> Data listing
--------------------------------------------------

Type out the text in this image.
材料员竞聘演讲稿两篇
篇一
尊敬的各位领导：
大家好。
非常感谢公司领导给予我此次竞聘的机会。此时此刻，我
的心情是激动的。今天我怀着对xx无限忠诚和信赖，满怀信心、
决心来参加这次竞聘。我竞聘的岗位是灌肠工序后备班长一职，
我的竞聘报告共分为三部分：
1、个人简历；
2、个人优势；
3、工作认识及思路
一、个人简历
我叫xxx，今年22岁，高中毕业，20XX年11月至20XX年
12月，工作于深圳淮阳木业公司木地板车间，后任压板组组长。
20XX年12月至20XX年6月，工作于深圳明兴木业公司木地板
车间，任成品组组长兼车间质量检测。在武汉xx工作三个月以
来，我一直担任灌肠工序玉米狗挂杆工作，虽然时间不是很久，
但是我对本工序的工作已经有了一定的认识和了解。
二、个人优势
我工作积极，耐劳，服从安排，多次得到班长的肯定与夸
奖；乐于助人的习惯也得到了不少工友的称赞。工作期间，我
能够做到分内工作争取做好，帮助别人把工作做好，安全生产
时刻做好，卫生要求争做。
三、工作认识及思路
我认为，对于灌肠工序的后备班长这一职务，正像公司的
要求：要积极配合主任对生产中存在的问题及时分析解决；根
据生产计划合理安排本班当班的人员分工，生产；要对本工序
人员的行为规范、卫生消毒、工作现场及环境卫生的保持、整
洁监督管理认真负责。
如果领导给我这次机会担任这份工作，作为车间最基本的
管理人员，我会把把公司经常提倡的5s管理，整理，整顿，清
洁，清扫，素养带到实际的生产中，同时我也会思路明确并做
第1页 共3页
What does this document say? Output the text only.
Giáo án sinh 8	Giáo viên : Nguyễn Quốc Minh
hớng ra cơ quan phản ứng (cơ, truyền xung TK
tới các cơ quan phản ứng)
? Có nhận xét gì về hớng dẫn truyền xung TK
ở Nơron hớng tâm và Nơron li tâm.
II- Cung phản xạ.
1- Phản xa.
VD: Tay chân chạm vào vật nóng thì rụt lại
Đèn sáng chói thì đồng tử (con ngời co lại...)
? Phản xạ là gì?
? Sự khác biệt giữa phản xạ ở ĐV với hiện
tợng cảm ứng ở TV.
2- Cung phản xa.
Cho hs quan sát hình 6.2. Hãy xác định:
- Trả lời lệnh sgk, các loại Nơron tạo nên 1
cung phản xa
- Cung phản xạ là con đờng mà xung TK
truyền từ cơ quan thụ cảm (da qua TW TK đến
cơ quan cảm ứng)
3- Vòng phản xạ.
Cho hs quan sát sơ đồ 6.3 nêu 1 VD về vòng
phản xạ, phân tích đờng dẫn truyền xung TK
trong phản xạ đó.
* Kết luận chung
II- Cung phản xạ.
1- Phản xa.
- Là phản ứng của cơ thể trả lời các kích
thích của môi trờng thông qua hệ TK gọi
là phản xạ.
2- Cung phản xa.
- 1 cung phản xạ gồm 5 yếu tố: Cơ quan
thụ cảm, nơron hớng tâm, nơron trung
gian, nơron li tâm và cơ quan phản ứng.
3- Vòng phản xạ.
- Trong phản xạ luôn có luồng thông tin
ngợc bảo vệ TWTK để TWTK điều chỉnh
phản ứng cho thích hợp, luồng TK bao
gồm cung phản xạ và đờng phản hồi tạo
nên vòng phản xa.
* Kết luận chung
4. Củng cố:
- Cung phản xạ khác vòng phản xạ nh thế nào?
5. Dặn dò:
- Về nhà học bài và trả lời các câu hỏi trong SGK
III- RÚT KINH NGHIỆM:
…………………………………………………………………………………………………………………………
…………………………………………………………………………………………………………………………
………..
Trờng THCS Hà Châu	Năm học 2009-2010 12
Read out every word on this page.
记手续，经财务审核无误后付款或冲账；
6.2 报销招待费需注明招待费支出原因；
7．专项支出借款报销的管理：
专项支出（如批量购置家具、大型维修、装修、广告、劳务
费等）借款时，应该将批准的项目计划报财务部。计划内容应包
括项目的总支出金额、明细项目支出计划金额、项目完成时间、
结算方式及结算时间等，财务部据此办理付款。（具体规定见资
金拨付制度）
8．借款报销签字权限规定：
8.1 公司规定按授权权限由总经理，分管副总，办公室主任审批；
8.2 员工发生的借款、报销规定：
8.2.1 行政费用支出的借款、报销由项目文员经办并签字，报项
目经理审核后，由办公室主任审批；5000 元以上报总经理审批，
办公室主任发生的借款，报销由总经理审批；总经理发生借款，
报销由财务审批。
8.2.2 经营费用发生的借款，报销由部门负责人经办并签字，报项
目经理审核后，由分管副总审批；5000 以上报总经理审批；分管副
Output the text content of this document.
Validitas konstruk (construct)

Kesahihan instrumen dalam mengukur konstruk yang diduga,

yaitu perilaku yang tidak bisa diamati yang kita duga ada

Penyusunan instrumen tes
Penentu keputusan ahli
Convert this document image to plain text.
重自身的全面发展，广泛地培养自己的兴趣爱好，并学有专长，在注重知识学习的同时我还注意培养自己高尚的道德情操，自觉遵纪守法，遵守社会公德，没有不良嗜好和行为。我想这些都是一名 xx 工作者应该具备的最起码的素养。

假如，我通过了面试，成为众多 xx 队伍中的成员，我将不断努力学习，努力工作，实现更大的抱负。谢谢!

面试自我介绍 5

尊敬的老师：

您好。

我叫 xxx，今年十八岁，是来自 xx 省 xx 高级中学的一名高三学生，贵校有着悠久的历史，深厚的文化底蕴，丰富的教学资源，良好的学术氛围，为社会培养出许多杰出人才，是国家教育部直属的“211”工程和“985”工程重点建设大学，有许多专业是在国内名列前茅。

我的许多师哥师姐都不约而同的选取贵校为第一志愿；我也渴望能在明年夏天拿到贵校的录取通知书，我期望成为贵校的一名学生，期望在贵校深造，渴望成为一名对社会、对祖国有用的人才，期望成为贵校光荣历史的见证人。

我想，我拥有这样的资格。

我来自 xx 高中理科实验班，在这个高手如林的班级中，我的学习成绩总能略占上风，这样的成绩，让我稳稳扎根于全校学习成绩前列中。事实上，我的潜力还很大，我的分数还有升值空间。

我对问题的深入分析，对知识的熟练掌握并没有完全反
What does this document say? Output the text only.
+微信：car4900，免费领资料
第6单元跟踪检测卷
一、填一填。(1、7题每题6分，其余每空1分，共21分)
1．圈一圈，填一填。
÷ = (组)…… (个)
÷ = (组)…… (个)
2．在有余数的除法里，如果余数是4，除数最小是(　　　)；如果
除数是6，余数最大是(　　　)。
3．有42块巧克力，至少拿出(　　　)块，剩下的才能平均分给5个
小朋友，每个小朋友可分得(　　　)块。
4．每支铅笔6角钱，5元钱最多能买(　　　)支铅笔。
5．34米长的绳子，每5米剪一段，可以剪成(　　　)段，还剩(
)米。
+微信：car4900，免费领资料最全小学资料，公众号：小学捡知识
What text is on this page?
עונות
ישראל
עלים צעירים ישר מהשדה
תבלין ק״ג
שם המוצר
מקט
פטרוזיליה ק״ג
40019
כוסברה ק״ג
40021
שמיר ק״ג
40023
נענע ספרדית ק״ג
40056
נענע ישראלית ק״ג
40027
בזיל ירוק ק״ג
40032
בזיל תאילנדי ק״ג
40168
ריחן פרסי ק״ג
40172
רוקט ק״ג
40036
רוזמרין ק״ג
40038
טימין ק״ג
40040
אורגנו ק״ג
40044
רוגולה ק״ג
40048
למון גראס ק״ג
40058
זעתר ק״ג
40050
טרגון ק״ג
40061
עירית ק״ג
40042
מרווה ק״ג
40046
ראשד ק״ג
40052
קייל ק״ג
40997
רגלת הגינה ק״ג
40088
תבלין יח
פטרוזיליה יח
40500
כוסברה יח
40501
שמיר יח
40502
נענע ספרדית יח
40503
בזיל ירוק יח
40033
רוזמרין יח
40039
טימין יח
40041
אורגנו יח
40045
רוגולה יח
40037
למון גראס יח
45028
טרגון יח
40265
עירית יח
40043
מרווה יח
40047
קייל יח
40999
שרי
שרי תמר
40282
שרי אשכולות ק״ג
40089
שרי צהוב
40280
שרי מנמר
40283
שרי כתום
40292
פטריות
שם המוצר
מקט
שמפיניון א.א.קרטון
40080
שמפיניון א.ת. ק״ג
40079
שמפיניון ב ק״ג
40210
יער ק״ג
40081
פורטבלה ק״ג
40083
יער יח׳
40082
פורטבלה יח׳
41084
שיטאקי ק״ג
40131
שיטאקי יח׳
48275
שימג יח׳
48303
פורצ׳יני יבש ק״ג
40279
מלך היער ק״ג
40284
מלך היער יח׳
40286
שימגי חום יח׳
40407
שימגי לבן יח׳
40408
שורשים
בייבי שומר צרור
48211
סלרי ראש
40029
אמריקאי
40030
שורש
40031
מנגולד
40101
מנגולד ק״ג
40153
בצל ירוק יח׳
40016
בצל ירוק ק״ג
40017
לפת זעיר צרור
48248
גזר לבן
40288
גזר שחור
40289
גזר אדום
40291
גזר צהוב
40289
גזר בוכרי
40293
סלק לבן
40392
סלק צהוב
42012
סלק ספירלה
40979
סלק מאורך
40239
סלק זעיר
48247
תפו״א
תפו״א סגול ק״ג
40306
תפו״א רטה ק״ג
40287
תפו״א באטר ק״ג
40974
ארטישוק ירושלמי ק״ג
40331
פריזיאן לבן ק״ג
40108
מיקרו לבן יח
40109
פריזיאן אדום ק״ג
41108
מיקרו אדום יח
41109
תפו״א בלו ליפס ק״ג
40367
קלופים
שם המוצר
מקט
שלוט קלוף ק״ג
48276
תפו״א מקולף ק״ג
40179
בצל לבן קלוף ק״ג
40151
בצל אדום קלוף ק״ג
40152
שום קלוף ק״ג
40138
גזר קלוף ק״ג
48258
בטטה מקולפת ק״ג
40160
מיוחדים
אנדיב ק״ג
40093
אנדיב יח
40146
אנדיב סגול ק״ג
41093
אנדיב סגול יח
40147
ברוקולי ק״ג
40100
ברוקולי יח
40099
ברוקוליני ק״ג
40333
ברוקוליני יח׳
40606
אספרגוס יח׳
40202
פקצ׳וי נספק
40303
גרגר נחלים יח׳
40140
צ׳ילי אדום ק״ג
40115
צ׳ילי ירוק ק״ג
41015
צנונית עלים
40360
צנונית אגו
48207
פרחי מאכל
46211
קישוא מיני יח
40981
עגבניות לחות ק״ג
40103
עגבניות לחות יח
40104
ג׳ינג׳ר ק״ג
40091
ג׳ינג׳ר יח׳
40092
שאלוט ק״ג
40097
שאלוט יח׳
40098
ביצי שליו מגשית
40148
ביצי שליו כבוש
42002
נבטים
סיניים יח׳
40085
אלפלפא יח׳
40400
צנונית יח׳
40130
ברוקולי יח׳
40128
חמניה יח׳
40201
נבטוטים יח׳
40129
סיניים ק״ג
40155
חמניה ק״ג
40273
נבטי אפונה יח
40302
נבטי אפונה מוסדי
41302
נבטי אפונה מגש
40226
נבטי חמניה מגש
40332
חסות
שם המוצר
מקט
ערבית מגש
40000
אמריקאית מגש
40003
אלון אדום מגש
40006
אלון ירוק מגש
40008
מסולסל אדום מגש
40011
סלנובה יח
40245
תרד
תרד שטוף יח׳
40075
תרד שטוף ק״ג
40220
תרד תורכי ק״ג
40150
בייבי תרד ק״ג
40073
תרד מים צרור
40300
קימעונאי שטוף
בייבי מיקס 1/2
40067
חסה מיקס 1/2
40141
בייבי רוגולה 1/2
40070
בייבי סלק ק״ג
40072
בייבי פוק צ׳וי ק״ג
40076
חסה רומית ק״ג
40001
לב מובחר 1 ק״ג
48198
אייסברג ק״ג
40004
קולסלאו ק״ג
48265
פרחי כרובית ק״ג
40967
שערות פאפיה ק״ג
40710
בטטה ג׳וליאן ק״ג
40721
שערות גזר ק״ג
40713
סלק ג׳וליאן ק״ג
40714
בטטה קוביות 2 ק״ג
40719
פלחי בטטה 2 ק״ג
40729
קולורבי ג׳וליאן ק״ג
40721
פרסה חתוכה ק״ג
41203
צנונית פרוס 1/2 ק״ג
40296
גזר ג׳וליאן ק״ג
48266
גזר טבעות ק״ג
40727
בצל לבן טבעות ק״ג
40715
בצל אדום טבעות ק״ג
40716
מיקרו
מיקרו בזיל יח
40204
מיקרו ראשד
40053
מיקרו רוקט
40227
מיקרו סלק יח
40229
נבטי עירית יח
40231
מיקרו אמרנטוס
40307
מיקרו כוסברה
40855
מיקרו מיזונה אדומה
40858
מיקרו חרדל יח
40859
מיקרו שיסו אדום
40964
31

--------------------------------------------------

> WORK INSTRUCTIONS
From the records above, pull out each line that has "luồng".

> PROBLEM SOLUTION
- Trong phản xạ luôn có luồng thông tin
phản ứng cho thích hợp, luồng TK bao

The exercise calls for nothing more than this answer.